> [EXTRAIT PROPOSÉ]:
..........
Il est vrai que dans l'esprit de ses concepteurs, le Québec n'était pas destiné à demeurer indéfiniment une simple province dans une fédération où son poids politique et la place du français iraient sans cesse en s'amenuisant. Ils n'avaient sans doute pas vu le jour où le gouvernement fédéral en arriverait à nommer des commissaires unilingues anglais au bureau montréalais de la Commission de l'immigration et du statut de réfugié.
Les Anglo-Québécois détestent s'entendre dire qu'ils forment la minorité la plus gâtée du monde, mais ils n'en disposent pas moins d'un réseau d'institutions, publiques et privées, qui constitue un formidable pôle d'attraction pour les immigrants.
La nouvelle Charte de la langue française proposée par Pierre Curzi ferait non seulement en sorte que l'accès aux services de garde et aux cégeps anglais soit limité aux seuls anglophones de souche, mais aussi que le statut d'organisme reconnu bilingue soit réservé aux établissements de santé et de services sociaux dont plus de 50 % de la clientèle est composée d'anglophones et non pas simplement de personnes qui parlent «une langue autre que le français», dont le nombre va sans cesse en augmentant.
..........
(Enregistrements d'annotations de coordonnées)

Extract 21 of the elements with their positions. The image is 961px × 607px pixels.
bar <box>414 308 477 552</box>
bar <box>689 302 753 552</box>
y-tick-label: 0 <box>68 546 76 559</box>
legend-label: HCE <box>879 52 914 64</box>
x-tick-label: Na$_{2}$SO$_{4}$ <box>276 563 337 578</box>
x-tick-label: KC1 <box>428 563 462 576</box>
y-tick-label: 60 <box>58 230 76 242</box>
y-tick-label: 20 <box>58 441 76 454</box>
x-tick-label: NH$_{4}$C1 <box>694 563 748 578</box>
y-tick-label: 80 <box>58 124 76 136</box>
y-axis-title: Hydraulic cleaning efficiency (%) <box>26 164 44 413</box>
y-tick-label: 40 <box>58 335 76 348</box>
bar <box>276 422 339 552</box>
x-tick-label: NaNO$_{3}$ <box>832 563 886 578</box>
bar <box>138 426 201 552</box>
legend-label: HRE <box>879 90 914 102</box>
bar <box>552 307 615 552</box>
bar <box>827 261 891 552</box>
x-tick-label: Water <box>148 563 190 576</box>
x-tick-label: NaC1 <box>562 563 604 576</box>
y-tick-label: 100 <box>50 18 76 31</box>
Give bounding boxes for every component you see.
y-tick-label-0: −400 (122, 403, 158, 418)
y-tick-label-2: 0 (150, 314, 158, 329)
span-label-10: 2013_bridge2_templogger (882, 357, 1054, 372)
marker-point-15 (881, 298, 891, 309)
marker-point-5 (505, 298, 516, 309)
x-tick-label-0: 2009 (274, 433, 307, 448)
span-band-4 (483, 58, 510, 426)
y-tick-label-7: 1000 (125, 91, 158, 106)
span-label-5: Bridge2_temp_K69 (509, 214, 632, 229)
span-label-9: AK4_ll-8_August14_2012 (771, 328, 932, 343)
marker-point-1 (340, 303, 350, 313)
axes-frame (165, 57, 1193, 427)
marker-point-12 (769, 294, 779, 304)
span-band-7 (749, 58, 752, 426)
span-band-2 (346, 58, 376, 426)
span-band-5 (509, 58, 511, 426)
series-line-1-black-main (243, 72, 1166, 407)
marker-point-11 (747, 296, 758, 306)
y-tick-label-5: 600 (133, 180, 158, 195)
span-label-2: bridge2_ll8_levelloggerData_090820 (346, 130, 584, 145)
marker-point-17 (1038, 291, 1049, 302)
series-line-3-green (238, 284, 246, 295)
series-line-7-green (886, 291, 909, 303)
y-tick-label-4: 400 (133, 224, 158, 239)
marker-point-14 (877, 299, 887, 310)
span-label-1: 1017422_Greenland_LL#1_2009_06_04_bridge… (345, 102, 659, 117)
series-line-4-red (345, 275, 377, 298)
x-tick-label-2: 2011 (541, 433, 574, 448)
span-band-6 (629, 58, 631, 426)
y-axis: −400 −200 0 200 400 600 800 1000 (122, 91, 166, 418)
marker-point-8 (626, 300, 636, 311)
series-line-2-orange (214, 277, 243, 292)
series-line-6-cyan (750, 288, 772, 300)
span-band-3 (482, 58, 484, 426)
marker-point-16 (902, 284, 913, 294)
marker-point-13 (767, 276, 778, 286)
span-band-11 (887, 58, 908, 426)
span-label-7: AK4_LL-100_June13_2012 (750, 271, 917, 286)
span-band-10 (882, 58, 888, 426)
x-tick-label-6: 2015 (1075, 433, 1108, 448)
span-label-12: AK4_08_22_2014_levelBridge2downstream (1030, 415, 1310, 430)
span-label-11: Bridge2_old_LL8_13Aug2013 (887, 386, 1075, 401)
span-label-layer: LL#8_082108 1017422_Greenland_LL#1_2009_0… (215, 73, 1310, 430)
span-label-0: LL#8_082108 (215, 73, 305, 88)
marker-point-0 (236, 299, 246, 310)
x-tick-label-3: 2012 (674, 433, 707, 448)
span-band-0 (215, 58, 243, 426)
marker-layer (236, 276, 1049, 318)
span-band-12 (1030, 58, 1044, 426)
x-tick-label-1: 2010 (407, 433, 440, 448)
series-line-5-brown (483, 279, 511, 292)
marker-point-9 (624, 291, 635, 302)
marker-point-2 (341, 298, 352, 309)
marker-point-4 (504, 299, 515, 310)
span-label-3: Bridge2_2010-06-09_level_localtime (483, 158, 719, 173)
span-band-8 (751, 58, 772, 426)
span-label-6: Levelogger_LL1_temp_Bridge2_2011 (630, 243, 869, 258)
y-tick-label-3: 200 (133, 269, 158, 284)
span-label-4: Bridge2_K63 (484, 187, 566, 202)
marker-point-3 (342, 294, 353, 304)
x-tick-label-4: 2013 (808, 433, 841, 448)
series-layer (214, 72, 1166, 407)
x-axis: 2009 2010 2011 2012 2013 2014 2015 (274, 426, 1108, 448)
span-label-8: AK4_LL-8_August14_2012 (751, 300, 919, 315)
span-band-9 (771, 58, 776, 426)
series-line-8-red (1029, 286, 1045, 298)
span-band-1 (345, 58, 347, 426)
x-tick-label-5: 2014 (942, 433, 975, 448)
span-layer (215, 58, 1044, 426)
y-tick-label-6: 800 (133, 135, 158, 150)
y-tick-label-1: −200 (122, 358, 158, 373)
..........
> [TRAVAIL DEMANDÉ]:
1) Indiquez si chacune des affirmations suivantes concorde avec l'extrait proposé. Répondez par oui ou par non et citez les mots décisifs du texte. (a) Pierre Curzi propose une nouvelle Charte de la langue française. (b) Les Anglo-Québécois aiment s'entendre dire qu'ils forment la minorité la plus gâtée du monde. (c) Le statut d'organisme reconnu bilingue serait réservé aux établissements de santé et de services sociaux dont plus de la moitié de la clientèle est anglophone.
2) Dans les enregistrements, renommez « bar » en « barre » dans tout ce qui va du début jusqu'à la ligne contenant « x-tick-label-0: 2009 (274, 433, 307, 448) », celle-ci comprise. Redonnez uniquement ces lignes, sans aucune autre modification.

> [RÉPONSES ATTENDUES]:
1)
(a) Oui : « La nouvelle Charte de la langue française proposée par Pierre Curzi ».
(b) Non : « Les Anglo-Québécois détestent s'entendre dire qu'ils forment la minorité la plus gâtée du monde ».
(c) Oui : « le statut d'organisme reconnu bilingue soit réservé aux établissements de santé et de services sociaux dont plus de 50 % de la clientèle est composée d'anglophones ».

2)
Extract 21 of the elements with their positions. The image is 961px × 607px pixels.
barre <box>414 308 477 552</box>
barre <box>689 302 753 552</box>
y-tick-label: 0 <box>68 546 76 559</box>
legend-label: HCE <box>879 52 914 64</box>
x-tick-label: Na$_{2}$SO$_{4}$ <box>276 563 337 578</box>
x-tick-label: KC1 <box>428 563 462 576</box>
y-tick-label: 60 <box>58 230 76 242</box>
y-tick-label: 20 <box>58 441 76 454</box>
x-tick-label: NH$_{4}$C1 <box>694 563 748 578</box>
y-tick-label: 80 <box>58 124 76 136</box>
y-axis-title: Hydraulic cleaning efficiency (%) <box>26 164 44 413</box>
y-tick-label: 40 <box>58 335 76 348</box>
barre <box>276 422 339 552</box>
x-tick-label: NaNO$_{3}$ <box>832 563 886 578</box>
barre <box>138 426 201 552</box>
legend-label: HRE <box>879 90 914 102</box>
barre <box>552 307 615 552</box>
barre <box>827 261 891 552</box>
x-tick-label: Water <box>148 563 190 576</box>
x-tick-label: NaC1 <box>562 563 604 576</box>
y-tick-label: 100 <box>50 18 76 31</box>
Give bounding boxes for every component you see.
y-tick-label-0: −400 (122, 403, 158, 418)
y-tick-label-2: 0 (150, 314, 158, 329)
span-label-10: 2013_bridge2_templogger (882, 357, 1054, 372)
marker-point-15 (881, 298, 891, 309)
marker-point-5 (505, 298, 516, 309)
x-tick-label-0: 2009 (274, 433, 307, 448)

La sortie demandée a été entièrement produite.